**WHAT NEEDS TO BE DONE:**
Will you print the material below without altering a single character?

(Stored items)
◇ ◇ ◇

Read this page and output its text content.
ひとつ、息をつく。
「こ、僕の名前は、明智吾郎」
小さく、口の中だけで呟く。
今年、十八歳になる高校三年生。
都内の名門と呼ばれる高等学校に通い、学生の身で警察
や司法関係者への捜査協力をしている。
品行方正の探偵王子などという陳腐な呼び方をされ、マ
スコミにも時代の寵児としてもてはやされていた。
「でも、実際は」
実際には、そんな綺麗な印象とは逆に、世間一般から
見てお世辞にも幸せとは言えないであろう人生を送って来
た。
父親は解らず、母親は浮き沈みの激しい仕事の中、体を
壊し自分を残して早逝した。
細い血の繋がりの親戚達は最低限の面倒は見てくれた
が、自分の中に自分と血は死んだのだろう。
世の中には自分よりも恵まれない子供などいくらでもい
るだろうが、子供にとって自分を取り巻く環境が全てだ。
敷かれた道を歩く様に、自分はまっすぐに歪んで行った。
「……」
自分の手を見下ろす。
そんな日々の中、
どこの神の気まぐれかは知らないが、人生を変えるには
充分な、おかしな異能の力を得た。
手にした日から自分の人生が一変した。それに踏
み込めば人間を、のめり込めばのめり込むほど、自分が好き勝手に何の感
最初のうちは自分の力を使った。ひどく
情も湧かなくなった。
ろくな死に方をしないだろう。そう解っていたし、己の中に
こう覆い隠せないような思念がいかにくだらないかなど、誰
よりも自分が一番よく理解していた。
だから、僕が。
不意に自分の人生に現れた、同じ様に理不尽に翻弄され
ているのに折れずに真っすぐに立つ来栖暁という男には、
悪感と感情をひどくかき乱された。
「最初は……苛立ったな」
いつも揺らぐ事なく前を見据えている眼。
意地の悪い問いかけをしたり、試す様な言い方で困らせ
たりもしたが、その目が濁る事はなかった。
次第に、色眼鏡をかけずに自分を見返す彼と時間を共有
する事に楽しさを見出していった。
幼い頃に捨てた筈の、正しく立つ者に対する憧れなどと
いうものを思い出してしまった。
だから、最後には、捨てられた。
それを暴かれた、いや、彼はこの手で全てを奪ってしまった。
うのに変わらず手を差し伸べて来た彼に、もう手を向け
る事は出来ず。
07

◇ ◇ ◇

**TASK ANSWER:**
Read this page and output its text content.
ひとつ、息をつく。
「こ、僕の名前は、明智吾郎」
小さく、口の中だけで呟く。
今年、十八歳になる高校三年生。
都内の名門と呼ばれる高等学校に通い、学生の身で警察
や司法関係者への捜査協力をしている。
品行方正の探偵王子などという陳腐な呼び方をされ、マ
スコミにも時代の寵児としてもてはやされていた。
「でも、実際は」
実際には、そんな綺麗な印象とは逆に、世間一般から
見てお世辞にも幸せとは言えないであろう人生を送って来
た。
父親は解らず、母親は浮き沈みの激しい仕事の中、体を
壊し自分を残して早逝した。
細い血の繋がりの親戚達は最低限の面倒は見てくれた
が、自分の中に自分と血は死んだのだろう。
世の中には自分よりも恵まれない子供などいくらでもい
るだろうが、子供にとって自分を取り巻く環境が全てだ。
敷かれた道を歩く様に、自分はまっすぐに歪んで行った。
「……」
自分の手を見下ろす。
そんな日々の中、
どこの神の気まぐれかは知らないが、人生を変えるには
充分な、おかしな異能の力を得た。
手にした日から自分の人生が一変した。それに踏
み込めば人間を、のめり込めばのめり込むほど、自分が好き勝手に何の感
最初のうちは自分の力を使った。ひどく
情も湧かなくなった。
ろくな死に方をしないだろう。そう解っていたし、己の中に
こう覆い隠せないような思念がいかにくだらないかなど、誰
よりも自分が一番よく理解していた。
だから、僕が。
不意に自分の人生に現れた、同じ様に理不尽に翻弄され
ているのに折れずに真っすぐに立つ来栖暁という男には、
悪感と感情をひどくかき乱された。
「最初は……苛立ったな」
いつも揺らぐ事なく前を見据えている眼。
意地の悪い問いかけをしたり、試す様な言い方で困らせ
たりもしたが、その目が濁る事はなかった。
次第に、色眼鏡をかけずに自分を見返す彼と時間を共有
する事に楽しさを見出していった。
幼い頃に捨てた筈の、正しく立つ者に対する憧れなどと
いうものを思い出してしまった。
だから、最後には、捨てられた。
それを暴かれた、いや、彼はこの手で全てを奪ってしまった。
うのに変わらず手を差し伸べて来た彼に、もう手を向け
る事は出来ず。
07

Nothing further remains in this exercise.